** WHAT IS NEEDED **
Swap "field-label" for "form-label" in the listing from its start through the line containing "- generate-button[interactable]: Generate: [555, 339, 623, 353]", and write those lines out again with nothing else altered.

** TASK MATERIAL **
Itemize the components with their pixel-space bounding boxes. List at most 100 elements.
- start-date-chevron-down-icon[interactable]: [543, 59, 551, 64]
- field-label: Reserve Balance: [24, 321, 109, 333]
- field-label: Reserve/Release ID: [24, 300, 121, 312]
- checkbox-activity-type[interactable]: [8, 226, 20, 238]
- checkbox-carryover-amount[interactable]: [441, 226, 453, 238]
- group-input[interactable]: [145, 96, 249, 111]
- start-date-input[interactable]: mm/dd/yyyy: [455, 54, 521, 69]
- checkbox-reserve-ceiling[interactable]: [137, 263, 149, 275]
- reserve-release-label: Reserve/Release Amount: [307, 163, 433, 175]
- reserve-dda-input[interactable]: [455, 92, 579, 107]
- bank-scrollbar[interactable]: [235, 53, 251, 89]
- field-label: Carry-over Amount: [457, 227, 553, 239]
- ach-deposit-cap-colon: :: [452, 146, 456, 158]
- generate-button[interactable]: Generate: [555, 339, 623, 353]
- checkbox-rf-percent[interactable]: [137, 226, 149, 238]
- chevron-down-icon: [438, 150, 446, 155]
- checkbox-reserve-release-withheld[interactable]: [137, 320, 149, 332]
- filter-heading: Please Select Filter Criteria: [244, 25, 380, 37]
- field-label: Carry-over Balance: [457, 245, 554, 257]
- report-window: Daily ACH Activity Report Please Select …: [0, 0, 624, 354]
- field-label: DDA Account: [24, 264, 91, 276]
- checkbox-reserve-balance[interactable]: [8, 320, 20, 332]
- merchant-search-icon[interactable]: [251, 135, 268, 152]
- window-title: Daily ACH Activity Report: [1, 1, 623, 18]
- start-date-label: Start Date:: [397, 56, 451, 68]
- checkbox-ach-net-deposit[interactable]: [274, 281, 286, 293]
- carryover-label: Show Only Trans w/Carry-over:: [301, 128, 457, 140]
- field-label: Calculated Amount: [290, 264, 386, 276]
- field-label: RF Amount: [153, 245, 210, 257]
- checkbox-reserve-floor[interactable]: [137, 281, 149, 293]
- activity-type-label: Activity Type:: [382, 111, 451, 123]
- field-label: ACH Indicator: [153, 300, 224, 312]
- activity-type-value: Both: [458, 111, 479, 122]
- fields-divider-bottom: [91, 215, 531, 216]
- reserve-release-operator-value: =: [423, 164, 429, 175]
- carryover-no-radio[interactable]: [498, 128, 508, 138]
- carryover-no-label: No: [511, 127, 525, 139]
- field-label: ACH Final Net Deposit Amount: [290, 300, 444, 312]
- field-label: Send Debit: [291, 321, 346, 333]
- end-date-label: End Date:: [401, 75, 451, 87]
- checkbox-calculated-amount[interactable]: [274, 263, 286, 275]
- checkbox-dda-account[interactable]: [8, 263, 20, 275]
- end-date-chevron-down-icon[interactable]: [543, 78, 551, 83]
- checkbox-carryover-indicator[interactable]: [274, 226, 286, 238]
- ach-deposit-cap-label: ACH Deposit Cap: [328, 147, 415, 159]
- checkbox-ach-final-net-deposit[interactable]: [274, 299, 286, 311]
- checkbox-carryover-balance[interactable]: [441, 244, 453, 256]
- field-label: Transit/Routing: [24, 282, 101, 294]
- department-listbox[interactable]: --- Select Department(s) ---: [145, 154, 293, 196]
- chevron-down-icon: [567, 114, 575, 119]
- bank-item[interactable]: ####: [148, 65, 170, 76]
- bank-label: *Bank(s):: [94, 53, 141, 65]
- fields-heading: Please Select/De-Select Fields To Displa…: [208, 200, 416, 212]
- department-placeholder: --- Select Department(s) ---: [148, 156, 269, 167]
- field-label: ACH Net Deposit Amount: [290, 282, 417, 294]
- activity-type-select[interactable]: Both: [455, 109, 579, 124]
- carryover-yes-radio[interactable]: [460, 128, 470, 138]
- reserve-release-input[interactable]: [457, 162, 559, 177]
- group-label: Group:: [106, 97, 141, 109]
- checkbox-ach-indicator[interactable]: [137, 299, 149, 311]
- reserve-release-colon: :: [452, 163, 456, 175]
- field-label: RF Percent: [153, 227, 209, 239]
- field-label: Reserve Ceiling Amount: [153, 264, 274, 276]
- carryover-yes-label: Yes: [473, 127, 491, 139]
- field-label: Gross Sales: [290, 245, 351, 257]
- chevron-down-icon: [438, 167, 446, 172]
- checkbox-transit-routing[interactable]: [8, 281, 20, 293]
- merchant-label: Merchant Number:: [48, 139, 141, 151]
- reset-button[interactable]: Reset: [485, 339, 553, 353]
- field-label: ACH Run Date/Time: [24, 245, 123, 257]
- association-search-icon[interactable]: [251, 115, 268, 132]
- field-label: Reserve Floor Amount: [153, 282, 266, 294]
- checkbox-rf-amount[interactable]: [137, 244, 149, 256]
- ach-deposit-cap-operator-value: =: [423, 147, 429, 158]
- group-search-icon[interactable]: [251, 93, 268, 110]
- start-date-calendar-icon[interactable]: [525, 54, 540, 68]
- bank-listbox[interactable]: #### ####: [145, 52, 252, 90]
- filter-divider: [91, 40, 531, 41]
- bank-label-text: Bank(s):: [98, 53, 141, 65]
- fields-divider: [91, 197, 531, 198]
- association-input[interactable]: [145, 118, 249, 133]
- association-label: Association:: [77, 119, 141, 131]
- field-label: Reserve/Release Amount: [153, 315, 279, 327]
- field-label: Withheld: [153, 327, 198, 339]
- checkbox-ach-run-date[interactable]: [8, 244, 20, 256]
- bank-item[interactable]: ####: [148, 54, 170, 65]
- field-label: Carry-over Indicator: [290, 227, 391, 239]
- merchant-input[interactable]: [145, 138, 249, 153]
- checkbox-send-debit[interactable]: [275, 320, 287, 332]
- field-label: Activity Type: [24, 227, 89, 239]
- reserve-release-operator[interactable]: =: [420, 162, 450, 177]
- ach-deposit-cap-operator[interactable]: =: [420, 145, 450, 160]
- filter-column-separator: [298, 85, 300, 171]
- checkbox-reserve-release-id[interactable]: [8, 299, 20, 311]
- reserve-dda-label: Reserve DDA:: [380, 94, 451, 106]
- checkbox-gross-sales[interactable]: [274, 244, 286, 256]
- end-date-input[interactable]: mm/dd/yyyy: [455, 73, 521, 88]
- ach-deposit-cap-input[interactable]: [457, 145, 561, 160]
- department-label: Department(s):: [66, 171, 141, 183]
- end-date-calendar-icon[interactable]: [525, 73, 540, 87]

** ANSWER **
Itemize the components with their pixel-space bounding boxes. List at most 100 elements.
- start-date-chevron-down-icon[interactable]: [543, 59, 551, 64]
- form-label: Reserve Balance: [24, 321, 109, 333]
- form-label: Reserve/Release ID: [24, 300, 121, 312]
- checkbox-activity-type[interactable]: [8, 226, 20, 238]
- checkbox-carryover-amount[interactable]: [441, 226, 453, 238]
- group-input[interactable]: [145, 96, 249, 111]
- start-date-input[interactable]: mm/dd/yyyy: [455, 54, 521, 69]
- checkbox-reserve-ceiling[interactable]: [137, 263, 149, 275]
- reserve-release-label: Reserve/Release Amount: [307, 163, 433, 175]
- reserve-dda-input[interactable]: [455, 92, 579, 107]
- bank-scrollbar[interactable]: [235, 53, 251, 89]
- form-label: Carry-over Amount: [457, 227, 553, 239]
- ach-deposit-cap-colon: :: [452, 146, 456, 158]
- generate-button[interactable]: Generate: [555, 339, 623, 353]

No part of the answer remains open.